((
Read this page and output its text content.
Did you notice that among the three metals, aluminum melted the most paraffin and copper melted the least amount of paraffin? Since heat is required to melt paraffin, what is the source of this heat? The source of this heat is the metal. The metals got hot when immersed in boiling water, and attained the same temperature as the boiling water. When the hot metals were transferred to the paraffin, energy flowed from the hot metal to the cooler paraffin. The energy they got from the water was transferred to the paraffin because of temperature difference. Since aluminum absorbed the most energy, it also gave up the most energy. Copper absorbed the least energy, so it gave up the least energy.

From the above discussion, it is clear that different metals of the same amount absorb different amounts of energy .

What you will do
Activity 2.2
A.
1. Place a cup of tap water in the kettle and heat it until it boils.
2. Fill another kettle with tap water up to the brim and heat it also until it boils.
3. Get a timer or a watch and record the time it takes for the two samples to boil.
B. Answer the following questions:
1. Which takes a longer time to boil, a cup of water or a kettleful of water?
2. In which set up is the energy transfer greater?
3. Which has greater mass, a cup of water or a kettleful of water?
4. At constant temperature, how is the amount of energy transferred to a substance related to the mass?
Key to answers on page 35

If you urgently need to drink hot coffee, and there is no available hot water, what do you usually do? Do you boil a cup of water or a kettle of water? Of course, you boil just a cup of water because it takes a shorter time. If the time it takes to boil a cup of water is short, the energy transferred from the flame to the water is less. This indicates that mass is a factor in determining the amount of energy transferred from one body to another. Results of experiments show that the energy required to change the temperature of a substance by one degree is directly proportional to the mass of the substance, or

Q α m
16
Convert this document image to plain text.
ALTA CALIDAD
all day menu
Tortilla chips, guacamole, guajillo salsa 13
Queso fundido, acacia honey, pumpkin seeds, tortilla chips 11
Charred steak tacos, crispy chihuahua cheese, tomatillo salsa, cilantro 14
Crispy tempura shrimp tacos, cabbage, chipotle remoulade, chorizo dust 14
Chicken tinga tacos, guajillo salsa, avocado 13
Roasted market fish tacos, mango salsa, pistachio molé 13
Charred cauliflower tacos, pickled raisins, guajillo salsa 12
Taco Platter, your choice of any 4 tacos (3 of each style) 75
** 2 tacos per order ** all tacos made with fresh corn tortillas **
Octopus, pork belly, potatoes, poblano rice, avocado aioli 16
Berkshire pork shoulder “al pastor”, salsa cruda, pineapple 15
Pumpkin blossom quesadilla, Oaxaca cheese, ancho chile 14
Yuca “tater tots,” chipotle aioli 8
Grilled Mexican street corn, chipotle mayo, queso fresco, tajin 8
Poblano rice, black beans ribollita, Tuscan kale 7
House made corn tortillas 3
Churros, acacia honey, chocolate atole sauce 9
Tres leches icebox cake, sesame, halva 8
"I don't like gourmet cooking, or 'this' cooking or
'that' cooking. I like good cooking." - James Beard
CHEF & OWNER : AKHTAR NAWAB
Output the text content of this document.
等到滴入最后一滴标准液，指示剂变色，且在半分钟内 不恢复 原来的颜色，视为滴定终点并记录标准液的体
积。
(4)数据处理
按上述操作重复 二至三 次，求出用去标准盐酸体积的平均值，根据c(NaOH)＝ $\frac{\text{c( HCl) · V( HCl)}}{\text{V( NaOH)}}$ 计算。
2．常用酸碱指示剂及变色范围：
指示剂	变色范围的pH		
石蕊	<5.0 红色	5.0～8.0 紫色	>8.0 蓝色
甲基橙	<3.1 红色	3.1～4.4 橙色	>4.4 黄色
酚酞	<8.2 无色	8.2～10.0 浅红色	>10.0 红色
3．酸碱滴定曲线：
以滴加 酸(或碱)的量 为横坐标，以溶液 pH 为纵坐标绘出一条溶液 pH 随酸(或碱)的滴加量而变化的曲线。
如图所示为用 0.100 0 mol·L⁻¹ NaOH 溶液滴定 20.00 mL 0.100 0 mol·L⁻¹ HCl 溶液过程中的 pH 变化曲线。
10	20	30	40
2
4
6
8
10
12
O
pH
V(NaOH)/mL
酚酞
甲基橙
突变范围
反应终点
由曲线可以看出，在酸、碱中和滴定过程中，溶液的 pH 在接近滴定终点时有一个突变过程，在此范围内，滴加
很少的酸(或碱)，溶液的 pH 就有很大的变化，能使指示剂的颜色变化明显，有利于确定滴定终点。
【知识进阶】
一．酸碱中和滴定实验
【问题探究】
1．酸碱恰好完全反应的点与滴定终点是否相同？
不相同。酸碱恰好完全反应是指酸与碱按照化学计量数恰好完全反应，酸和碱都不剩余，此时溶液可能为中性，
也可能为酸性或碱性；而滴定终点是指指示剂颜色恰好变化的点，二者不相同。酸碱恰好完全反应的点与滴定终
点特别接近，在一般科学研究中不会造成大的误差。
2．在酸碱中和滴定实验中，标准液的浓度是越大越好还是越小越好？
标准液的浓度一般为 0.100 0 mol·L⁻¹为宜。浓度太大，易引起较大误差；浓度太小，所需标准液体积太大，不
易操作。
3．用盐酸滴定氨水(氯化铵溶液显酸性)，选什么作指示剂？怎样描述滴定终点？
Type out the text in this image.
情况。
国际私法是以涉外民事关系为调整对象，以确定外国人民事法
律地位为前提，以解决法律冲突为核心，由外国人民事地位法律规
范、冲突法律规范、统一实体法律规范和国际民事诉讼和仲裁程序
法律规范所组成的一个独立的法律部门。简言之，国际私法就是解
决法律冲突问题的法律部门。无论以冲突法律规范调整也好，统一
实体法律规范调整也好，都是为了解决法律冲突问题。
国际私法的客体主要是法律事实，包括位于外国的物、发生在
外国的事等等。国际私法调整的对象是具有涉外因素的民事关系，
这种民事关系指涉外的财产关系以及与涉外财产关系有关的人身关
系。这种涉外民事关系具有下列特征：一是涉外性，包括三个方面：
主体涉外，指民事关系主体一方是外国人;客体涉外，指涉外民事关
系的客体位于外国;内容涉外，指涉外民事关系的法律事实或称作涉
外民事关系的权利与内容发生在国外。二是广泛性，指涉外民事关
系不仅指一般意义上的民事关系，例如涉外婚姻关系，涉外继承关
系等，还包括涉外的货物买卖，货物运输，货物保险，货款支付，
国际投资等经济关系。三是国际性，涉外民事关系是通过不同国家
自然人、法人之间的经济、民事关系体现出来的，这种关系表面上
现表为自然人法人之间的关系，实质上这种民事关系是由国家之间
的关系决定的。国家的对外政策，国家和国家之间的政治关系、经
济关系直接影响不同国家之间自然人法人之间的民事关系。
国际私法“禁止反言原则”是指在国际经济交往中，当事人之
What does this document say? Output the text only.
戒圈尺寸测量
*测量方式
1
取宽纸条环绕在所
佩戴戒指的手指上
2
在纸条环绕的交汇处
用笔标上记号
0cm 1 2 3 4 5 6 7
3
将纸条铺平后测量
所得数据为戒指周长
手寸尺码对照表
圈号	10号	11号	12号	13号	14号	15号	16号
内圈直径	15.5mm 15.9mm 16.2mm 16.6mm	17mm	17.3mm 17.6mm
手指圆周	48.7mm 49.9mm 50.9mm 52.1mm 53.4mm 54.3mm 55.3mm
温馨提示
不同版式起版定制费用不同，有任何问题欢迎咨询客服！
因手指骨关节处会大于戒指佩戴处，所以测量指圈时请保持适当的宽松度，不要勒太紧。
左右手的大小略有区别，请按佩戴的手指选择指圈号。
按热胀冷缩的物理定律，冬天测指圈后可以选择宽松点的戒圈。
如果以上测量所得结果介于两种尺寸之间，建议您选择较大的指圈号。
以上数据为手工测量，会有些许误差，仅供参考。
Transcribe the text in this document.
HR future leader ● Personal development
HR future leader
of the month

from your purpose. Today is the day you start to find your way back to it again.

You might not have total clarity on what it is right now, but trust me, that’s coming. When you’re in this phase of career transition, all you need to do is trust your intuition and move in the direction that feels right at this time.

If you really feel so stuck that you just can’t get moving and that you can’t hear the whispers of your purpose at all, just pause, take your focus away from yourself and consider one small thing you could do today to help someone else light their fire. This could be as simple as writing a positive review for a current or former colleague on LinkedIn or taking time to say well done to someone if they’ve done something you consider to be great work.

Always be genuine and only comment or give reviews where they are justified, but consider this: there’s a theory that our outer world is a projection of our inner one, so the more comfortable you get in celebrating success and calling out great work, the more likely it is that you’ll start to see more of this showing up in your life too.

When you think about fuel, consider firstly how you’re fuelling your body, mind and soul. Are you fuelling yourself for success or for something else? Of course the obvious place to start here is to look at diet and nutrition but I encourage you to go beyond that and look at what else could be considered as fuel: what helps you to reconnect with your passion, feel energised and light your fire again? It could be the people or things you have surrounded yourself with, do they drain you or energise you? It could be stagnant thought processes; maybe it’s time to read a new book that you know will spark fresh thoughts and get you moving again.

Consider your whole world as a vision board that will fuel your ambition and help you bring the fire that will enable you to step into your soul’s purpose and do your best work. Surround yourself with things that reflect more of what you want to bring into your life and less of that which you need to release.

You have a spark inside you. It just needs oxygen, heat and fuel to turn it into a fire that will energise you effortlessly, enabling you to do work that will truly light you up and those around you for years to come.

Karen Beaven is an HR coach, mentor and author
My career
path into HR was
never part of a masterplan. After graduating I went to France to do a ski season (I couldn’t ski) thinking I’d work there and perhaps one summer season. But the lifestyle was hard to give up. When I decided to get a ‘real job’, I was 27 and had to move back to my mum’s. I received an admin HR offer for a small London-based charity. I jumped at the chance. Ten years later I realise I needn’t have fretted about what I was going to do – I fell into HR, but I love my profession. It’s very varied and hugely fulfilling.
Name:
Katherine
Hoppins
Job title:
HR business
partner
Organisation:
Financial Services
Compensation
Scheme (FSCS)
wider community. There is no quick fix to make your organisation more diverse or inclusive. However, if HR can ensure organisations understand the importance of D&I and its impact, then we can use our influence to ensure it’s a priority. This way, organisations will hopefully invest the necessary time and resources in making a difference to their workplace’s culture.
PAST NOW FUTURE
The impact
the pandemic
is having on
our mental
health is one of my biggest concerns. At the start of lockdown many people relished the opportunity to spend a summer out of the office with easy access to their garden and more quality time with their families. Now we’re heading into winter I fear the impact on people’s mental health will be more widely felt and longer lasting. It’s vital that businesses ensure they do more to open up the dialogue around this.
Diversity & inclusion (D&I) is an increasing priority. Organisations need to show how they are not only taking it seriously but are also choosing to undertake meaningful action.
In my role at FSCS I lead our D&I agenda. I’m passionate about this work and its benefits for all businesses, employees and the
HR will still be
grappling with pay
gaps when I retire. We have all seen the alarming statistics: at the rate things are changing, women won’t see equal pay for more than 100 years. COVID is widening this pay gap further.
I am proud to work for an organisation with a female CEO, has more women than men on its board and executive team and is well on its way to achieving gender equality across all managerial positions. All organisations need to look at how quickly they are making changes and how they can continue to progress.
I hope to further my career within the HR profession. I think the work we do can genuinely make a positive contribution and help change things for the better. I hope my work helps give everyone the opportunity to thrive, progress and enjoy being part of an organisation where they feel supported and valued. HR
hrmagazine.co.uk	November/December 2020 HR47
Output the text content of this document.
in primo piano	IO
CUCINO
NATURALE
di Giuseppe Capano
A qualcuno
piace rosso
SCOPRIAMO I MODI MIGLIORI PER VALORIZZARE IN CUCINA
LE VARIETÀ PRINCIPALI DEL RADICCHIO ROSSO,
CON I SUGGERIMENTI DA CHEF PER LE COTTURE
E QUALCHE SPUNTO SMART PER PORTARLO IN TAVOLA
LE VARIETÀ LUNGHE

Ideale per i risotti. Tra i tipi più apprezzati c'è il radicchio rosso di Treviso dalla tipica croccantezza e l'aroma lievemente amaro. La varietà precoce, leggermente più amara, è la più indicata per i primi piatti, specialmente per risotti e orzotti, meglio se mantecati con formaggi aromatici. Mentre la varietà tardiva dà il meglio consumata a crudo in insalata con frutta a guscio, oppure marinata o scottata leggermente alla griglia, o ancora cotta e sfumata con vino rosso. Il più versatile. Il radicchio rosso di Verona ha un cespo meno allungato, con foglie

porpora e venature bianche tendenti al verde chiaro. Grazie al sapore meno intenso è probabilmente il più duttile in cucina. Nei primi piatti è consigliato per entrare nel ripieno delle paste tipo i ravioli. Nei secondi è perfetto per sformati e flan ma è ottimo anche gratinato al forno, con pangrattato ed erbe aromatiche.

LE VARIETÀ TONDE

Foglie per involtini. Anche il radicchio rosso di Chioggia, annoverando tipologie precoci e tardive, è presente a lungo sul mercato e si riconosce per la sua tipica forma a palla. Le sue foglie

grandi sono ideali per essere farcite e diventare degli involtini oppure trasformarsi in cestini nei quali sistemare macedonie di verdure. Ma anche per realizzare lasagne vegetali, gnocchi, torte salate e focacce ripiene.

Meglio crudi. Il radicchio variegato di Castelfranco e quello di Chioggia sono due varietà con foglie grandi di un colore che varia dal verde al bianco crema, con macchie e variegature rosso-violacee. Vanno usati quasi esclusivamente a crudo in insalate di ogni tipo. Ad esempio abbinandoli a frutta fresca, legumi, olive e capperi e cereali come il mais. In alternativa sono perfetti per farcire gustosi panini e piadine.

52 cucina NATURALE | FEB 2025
))
What the exercise asks → Locate each line containing the string "businesses" and show it.

Exercise response →
health is one of my biggest concerns. At the start of lockdown many people relished the opportunity to spend a summer out of the office with easy access to their garden and more quality time with their families. Now we’re heading into winter I fear the impact on people’s mental health will be more widely felt and longer lasting. It’s vital that businesses ensure they do more to open up the dialogue around this.
In my role at FSCS I lead our D&I agenda. I’m passionate about this work and its benefits for all businesses, employees and the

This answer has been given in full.